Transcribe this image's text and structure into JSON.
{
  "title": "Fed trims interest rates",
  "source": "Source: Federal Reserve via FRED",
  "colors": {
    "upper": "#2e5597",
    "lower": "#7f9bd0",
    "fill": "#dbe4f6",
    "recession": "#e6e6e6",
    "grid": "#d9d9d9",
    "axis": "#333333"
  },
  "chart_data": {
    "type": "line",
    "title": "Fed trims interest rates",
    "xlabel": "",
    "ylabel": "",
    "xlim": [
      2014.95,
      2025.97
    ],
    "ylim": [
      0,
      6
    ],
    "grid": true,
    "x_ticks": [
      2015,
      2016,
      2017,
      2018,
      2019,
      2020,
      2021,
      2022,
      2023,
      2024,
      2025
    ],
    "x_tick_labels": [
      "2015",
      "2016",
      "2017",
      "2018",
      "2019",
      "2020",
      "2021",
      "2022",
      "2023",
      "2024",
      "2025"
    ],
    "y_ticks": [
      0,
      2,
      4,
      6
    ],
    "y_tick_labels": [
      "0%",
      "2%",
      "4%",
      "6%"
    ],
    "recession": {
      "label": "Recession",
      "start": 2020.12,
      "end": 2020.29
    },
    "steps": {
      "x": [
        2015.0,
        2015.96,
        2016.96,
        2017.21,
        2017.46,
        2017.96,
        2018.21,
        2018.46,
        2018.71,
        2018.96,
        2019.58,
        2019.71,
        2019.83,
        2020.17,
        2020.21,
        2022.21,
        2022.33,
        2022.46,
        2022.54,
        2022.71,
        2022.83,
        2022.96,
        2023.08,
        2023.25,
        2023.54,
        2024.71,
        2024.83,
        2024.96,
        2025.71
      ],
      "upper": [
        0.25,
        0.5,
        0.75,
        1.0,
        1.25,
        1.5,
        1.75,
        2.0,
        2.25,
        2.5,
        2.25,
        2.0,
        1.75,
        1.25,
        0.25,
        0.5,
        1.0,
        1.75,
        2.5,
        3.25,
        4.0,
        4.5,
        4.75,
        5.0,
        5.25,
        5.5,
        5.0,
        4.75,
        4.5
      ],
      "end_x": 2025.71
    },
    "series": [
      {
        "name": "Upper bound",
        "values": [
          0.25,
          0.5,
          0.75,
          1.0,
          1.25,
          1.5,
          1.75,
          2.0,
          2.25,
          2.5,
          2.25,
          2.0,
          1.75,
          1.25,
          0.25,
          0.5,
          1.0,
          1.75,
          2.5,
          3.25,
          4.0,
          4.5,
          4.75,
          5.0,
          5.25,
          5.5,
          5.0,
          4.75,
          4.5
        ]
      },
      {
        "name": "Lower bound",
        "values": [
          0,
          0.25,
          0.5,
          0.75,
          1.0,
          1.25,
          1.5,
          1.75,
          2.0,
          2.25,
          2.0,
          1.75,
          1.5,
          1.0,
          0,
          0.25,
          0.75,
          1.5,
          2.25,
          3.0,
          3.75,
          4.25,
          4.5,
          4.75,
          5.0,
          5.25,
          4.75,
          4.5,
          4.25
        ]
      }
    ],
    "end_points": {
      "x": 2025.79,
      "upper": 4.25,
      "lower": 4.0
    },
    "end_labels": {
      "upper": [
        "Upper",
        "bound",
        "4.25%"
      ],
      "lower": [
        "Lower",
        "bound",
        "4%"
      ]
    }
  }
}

----------

**Stated problem**. Reproduce the whole listing word for word.

**Correct result**.
Transcribe this image's text and structure into JSON.
{
  "title": "Fed trims interest rates",
  "source": "Source: Federal Reserve via FRED",
  "colors": {
    "upper": "#2e5597",
    "lower": "#7f9bd0",
    "fill": "#dbe4f6",
    "recession": "#e6e6e6",
    "grid": "#d9d9d9",
    "axis": "#333333"
  },
  "chart_data": {
    "type": "line",
    "title": "Fed trims interest rates",
    "xlabel": "",
    "ylabel": "",
    "xlim": [
      2014.95,
      2025.97
    ],
    "ylim": [
      0,
      6
    ],
    "grid": true,
    "x_ticks": [
      2015,
      2016,
      2017,
      2018,
      2019,
      2020,
      2021,
      2022,
      2023,
      2024,
      2025
    ],
    "x_tick_labels": [
      "2015",
      "2016",
      "2017",
      "2018",
      "2019",
      "2020",
      "2021",
      "2022",
      "2023",
      "2024",
      "2025"
    ],
    "y_ticks": [
      0,
      2,
      4,
      6
    ],
    "y_tick_labels": [
      "0%",
      "2%",
      "4%",
      "6%"
    ],
    "recession": {
      "label": "Recession",
      "start": 2020.12,
      "end": 2020.29
    },
    "steps": {
      "x": [
        2015.0,
        2015.96,
        2016.96,
        2017.21,
        2017.46,
        2017.96,
        2018.21,
        2018.46,
        2018.71,
        2018.96,
        2019.58,
        2019.71,
        2019.83,
        2020.17,
        2020.21,
        2022.21,
        2022.33,
        2022.46,
        2022.54,
        2022.71,
        2022.83,
        2022.96,
        2023.08,
        2023.25,
        2023.54,
        2024.71,
        2024.83,
        2024.96,
        2025.71
      ],
      "upper": [
        0.25,
        0.5,
        0.75,
        1.0,
        1.25,
        1.5,
        1.75,
        2.0,
        2.25,
        2.5,
        2.25,
        2.0,
        1.75,
        1.25,
        0.25,
        0.5,
        1.0,
        1.75,
        2.5,
        3.25,
        4.0,
        4.5,
        4.75,
        5.0,
        5.25,
        5.5,
        5.0,
        4.75,
        4.5
      ],
      "end_x": 2025.71
    },
    "series": [
      {
        "name": "Upper bound",
        "values": [
          0.25,
          0.5,
          0.75,
          1.0,
          1.25,
          1.5,
          1.75,
          2.0,
          2.25,
          2.5,
          2.25,
          2.0,
          1.75,
          1.25,
          0.25,
          0.5,
          1.0,
          1.75,
          2.5,
          3.25,
          4.0,
          4.5,
          4.75,
          5.0,
          5.25,
          5.5,
          5.0,
          4.75,
          4.5
        ]
      },
      {
        "name": "Lower bound",
        "values": [
          0,
          0.25,
          0.5,
          0.75,
          1.0,
          1.25,
          1.5,
          1.75,
          2.0,
          2.25,
          2.0,
          1.75,
          1.5,
          1.0,
          0,
          0.25,
          0.75,
          1.5,
          2.25,
          3.0,
          3.75,
          4.25,
          4.5,
          4.75,
          5.0,
          5.25,
          4.75,
          4.5,
          4.25
        ]
      }
    ],
    "end_points": {
      "x": 2025.79,
      "upper": 4.25,
      "lower": 4.0
    },
    "end_labels": {
      "upper": [
        "Upper",
        "bound",
        "4.25%"
      ],
      "lower": [
        "Lower",
        "bound",
        "4%"
      ]
    }
  }
}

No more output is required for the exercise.